Pero The Style Council acabaron haciendo un easy listening pazguato, mientras que su líder ejerce ahora de fósil en mítines de Jeremy Corbyn. Ya en los ochenta, algunos grupos habían apuntado que Paul Weller iba de farol, y los primeros fueron The Housemartins. Olvidados hoy en día (salvo porque Norman Cook, su bajista, se hizo rico con el alias de Fatboy Slim), estos señores venían del cristianismo de base, predicando con el ejemplo al organizarse como cooperativa y al dar más de cien conciertos cada año, bien en estadios, bien en pubs de la Inglaterra profunda. Sus dos álbumes (London 0, Hull 4 -1987- y The People Who Grinned Themselves To Death -1988-) deberían enseñarse en los colegios. Y su lema “Take Jesus – Take Marx – Take Hope” sigue resultando pasmoso.

Pequeñas revoluciones con estilo

Como siempre pasa en estos artículos, sólo hemos arañado la punta del iceberg. Y quedan un montón de grupos ochenteros maravillosos, unidos tanto por la ideología de izquierdas como por esquivar las trampas de la subcultura o de las poses de machito. Por quedarnos en Hull, la patria chica de los Housemartins, habría que hablar de Everything But The Girl (quienes piensen que lo de Tracey Thorn Ben Watt era o es música blandita para yuppies, que se lo haga mirar) o los Red Guitars, cultivadores de un sonido aún más delicado y de unas premisas todavía más duras.

También nos estamos dejando a The Redskins, que resumían su programa en el título de su debut Neither Washington Nor Moscow  (1986), y que le daban al soul, al pop y a los ritmos de baile como unos trotskistas. También deberíamos añadir que el primer indie, el de Sarah Records, el recopilatorio C-86 y demás, se basaba en una cultura de colectivos y autogestión que convendría recuperar cuanto antes. Aunque en España, con su panorama de escenas atomizadas, público y músicos envejecidos y autoediciones a precio de coltán, la cosa pinta difícil.

De la misma manera, tenemos que mencionar a Madness, así como a The Specials y a sus escisiones (Special AKA, los de Nelson Mandela Racist Friend, fueron una de ellas). O, volviendo a lo gay, a Frankie Goes To Hollywood, aficionados a hacer chistes sobre la Guerra Fría. Holly Johnson y sus muchachos serían unos primaveras manipulados por su productor Trevor Horn, pero firmaron maravillas como ese pressing catch que pueden ver abajo.

**PREGUNTAS**
**A)** Según el artículo sobre los grupos británicos de los ochenta, ¿con qué alias se hizo rico Norman Cook, el bajista de The Housemartins?
**B)** Indica si cada afirmación coincide con el artículo sobre los grupos británicos de los ochenta y cita las palabras que lo deciden: (i) The Housemartins daban más de cien conciertos al año. (ii) Special AKA fue una escisión de Madness. (iii) Trevor Horn era el productor de Frankie Goes To Hollywood.
**C)** Continúa el artículo sobre los grupos británicos de los ochenta a partir de su última frase.

Datos de análisis de la disposición de documentos:
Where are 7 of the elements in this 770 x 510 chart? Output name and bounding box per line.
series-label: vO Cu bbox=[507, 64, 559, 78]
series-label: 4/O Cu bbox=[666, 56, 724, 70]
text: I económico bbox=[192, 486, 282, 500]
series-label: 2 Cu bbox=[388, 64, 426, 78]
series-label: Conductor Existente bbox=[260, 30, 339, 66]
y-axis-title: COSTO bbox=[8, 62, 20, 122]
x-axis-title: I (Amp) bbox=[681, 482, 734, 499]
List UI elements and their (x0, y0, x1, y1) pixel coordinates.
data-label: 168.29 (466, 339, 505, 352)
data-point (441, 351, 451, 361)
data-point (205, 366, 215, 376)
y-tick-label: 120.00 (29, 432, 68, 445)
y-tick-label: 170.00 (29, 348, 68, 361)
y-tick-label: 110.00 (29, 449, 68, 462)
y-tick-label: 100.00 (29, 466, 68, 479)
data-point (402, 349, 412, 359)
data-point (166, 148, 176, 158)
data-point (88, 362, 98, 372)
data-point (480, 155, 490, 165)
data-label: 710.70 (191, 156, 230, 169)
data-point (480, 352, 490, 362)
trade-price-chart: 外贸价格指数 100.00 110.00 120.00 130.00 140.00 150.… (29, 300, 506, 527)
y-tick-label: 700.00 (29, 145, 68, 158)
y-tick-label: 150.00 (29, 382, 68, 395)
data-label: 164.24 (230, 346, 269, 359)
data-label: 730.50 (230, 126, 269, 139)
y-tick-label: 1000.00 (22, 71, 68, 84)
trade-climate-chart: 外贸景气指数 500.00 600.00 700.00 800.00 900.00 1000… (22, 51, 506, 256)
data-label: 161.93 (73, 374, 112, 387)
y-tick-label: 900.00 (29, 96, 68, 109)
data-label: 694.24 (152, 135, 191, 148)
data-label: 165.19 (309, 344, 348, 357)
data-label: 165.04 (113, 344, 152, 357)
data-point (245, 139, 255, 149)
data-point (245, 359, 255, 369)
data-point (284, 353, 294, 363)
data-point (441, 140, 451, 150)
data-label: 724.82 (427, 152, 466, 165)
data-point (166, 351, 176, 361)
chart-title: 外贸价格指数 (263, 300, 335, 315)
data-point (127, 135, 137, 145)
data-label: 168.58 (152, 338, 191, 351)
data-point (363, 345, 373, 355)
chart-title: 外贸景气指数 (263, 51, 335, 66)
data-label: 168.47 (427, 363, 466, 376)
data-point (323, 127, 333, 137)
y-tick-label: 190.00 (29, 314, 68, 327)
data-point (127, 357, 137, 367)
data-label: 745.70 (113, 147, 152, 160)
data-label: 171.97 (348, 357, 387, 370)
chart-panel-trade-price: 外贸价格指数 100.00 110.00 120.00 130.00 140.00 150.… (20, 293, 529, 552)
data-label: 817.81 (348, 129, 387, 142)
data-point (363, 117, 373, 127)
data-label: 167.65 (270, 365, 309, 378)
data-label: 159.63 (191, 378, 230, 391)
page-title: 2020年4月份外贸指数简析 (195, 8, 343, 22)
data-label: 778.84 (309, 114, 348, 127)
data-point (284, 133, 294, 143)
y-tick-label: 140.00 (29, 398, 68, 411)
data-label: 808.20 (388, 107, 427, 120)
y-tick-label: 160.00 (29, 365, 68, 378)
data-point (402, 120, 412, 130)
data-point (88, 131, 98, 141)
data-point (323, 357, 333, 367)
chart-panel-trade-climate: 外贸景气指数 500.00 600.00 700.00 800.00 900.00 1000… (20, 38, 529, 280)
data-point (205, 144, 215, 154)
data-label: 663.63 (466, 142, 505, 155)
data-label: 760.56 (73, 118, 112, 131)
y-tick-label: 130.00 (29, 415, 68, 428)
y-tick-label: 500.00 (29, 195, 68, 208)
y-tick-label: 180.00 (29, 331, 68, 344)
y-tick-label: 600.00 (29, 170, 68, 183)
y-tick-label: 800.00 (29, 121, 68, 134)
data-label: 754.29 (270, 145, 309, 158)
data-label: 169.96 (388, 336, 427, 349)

**SOLUCIONES DEL EJERCICIO**
**A)** Con el alias de Fatboy Slim.

**B)** (i) Sí: «al dar más de cien conciertos cada año». (ii) No: «a The Specials y a sus escisiones (Special AKA, los de Nelson Mandela Racist Friend, fueron una de ellas)». (iii) Sí: «manipulados por su productor Trevor Horn».

**C)**
La lista de bandas de las que nos gustaría hablar crece y crece según nos la pensamos: para no morirnos de vergüenza, lo dejamos en que Young Marble Giants Weekend también tienen un lugar en ella. Pero, a estas alturas, ya habrá quedado claro que los Pet Shop Boys de Actually no estuvieron solos. Lo quisieran o no (¿alguien se imagina una conversación entre Chris Lowe y Paul Weller?), formaron parte de una época en la que parte de la música de Reino Unido se tomó muy en serio eso de promover una causa y promoverla con estilo. Nada de looks agresivos (se trata de confraternizar con el público, no de enervarlo) o de canciones supeditadas al mensaje. Lo mismo, en otro momento, hablamos de Crass o de Gang Of Four. Esto era popular.

Ahora que la música para todos los públicos vuelve a ser lo más, y que el capitalismo deja de ser un sistema para convertirse en una entropía, ¿por qué no hay proyectos así surgiendo de debajo de las piedras? Sencillo: la industria ha cambiado, los medios de difusión y distribución han cambiado… y la música también ha cambiado, tanto como un panorama cuya lobreguez iguala (por lo menos) aquella con la que Tennant y Lowe se encontraron hace treinta años.

“Deja de divagar y limpia un poco, anda”.

La esperanza de oír a una estrella del pop cantando “¿Cuándo vas a entender que la lucha de clases es real y no un mito?” es ilusoria. Pero también deseable, porque una pregunta, un acercamiento fraterno o una llamada al disfrute pueden ser más hermosos que un sermón o una llamada a filas. A menudo, lo son.